Directions: Report all lines holding "relacionadas".

Listed entries:
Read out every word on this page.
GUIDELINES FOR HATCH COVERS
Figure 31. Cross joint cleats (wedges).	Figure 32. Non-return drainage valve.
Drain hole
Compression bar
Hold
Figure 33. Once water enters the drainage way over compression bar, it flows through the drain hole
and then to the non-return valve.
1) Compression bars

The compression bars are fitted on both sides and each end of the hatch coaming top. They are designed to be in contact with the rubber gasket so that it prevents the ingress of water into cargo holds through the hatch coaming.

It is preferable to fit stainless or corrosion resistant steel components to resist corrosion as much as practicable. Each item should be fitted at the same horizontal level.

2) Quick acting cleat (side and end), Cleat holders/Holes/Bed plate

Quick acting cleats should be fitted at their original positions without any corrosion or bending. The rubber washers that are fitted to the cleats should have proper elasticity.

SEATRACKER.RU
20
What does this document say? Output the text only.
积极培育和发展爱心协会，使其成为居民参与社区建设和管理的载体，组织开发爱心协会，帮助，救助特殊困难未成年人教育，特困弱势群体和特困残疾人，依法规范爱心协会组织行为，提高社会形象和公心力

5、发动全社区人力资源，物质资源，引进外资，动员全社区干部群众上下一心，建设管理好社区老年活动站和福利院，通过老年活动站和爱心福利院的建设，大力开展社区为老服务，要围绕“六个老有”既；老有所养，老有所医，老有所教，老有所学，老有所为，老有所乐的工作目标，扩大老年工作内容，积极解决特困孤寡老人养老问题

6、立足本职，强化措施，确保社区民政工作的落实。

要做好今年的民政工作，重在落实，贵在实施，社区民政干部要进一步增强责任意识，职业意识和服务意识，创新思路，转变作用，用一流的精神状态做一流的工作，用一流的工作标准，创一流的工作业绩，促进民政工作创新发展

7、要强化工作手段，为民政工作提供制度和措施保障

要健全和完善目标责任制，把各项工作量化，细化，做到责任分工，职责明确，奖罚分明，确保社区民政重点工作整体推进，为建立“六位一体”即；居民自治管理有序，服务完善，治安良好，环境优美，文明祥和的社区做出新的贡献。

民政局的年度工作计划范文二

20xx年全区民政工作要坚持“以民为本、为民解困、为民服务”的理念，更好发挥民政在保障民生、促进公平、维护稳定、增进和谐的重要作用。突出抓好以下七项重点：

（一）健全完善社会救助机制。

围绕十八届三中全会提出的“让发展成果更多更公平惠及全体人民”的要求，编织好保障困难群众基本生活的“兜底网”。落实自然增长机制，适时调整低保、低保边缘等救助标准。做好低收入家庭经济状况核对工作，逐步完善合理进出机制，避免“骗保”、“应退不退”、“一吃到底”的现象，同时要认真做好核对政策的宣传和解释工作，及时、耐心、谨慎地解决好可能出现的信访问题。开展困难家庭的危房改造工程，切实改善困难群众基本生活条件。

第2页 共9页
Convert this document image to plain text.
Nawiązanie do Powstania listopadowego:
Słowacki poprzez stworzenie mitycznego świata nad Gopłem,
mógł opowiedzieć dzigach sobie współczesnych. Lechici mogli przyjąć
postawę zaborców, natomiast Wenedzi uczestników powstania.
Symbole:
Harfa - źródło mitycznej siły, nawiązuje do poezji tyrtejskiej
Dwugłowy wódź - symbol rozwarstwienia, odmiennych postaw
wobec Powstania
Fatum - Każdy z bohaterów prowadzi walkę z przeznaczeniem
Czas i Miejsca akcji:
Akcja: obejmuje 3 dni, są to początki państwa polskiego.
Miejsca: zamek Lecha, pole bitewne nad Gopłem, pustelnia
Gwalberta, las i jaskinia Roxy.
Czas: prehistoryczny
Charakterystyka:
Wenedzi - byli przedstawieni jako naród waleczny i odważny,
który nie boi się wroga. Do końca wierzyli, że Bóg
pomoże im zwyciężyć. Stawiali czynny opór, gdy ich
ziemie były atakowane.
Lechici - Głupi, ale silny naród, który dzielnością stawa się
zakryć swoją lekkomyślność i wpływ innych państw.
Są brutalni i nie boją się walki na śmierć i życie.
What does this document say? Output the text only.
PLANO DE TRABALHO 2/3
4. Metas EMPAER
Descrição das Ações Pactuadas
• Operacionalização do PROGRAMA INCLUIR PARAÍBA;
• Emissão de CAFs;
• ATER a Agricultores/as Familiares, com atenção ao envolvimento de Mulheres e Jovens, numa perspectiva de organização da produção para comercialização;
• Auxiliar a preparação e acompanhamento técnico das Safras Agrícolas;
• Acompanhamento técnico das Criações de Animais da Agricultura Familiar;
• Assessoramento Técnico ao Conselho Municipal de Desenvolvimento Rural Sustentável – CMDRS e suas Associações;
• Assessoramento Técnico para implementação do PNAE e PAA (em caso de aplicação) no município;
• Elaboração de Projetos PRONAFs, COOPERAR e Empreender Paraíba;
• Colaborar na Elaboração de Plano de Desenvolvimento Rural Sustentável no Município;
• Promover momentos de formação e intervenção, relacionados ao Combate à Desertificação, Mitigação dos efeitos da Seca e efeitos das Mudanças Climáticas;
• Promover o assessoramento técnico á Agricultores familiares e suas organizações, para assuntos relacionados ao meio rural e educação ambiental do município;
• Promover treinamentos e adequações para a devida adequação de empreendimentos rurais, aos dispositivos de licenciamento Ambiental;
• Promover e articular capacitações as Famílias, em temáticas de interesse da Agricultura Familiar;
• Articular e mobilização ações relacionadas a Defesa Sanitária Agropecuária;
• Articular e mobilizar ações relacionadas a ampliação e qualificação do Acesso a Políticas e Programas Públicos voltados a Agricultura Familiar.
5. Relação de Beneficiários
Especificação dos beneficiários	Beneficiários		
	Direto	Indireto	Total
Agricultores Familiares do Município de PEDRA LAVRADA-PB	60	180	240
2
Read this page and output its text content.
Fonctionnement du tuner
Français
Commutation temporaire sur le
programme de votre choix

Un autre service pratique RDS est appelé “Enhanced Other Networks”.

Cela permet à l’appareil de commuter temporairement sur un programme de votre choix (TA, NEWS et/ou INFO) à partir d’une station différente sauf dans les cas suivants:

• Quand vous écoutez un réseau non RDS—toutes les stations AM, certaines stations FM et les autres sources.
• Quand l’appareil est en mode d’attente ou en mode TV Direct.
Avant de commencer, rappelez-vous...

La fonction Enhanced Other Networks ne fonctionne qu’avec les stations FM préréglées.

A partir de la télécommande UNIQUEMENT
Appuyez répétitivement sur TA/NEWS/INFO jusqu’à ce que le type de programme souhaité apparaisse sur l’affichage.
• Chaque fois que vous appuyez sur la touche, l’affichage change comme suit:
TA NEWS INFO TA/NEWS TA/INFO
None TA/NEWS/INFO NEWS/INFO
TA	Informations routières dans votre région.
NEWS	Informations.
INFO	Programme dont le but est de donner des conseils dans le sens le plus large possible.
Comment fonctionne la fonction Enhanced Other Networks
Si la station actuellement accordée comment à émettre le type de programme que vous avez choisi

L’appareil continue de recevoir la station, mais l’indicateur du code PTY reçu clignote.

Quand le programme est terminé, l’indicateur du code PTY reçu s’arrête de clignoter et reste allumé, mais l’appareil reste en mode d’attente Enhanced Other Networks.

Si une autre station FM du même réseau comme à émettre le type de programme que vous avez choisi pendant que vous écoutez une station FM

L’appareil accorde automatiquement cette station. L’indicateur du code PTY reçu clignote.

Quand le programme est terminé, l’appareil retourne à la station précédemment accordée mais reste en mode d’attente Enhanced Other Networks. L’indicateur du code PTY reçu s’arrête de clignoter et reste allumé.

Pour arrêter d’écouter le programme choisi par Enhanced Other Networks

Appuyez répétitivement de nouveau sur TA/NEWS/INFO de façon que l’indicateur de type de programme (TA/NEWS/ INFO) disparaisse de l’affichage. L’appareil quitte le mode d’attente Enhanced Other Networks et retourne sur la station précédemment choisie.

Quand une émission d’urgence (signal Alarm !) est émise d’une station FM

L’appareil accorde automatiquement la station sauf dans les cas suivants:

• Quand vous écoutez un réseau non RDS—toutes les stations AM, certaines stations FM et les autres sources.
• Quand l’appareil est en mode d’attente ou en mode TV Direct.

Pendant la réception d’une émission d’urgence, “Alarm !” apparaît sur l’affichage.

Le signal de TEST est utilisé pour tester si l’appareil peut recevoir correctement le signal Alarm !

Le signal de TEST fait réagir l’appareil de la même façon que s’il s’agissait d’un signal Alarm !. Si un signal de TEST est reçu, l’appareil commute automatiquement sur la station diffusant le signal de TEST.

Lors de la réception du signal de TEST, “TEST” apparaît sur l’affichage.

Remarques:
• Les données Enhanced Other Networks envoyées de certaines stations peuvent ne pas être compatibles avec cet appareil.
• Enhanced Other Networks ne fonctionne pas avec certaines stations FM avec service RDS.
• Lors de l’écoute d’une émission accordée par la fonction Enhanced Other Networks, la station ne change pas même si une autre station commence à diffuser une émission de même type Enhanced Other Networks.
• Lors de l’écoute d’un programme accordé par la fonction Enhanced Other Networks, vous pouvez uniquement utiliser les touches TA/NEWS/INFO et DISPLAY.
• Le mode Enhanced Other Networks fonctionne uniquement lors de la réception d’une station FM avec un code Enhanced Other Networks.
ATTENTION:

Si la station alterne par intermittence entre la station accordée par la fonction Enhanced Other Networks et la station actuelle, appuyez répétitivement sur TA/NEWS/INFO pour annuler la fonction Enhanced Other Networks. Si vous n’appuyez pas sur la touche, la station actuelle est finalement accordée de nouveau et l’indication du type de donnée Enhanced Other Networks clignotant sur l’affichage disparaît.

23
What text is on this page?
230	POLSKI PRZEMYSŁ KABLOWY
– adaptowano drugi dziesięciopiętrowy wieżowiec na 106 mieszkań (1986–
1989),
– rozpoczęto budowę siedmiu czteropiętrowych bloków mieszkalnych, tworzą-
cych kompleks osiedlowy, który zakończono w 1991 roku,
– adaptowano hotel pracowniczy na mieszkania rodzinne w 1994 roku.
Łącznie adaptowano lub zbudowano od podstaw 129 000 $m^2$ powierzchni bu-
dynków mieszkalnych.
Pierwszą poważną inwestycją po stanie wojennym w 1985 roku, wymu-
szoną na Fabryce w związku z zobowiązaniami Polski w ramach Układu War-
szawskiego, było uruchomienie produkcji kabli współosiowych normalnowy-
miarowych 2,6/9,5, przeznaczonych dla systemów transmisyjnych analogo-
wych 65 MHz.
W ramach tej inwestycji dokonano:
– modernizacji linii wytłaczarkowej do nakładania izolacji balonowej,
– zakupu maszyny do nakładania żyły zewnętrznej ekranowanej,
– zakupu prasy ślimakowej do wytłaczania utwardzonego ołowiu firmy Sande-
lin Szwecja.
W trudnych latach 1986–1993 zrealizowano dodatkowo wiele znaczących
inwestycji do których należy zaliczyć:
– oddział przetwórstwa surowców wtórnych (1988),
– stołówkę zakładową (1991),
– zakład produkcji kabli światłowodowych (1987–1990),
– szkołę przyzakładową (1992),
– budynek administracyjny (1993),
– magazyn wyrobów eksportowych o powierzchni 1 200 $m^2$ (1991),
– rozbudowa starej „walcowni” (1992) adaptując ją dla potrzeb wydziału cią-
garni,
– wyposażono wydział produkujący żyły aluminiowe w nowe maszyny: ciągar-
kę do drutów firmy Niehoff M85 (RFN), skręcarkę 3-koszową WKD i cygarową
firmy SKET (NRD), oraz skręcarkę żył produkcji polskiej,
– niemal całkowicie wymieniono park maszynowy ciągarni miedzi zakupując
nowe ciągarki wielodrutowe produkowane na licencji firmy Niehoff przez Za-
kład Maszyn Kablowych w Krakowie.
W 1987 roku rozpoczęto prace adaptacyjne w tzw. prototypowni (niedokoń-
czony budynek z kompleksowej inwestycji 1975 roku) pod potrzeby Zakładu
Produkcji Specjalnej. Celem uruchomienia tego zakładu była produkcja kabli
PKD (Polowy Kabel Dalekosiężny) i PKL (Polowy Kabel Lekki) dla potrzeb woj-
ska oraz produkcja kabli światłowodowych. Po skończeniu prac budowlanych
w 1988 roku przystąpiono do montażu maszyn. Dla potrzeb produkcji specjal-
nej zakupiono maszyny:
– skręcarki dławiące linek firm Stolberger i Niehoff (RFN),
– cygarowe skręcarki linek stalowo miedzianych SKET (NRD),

Response below:
• Articular e mobilização ações relacionadas a Defesa Sanitária Agropecuária;
• Articular e mobilizar ações relacionadas a ampliação e qualificação do Acesso a Políticas e Programas Públicos voltados a Agricultura Familiar.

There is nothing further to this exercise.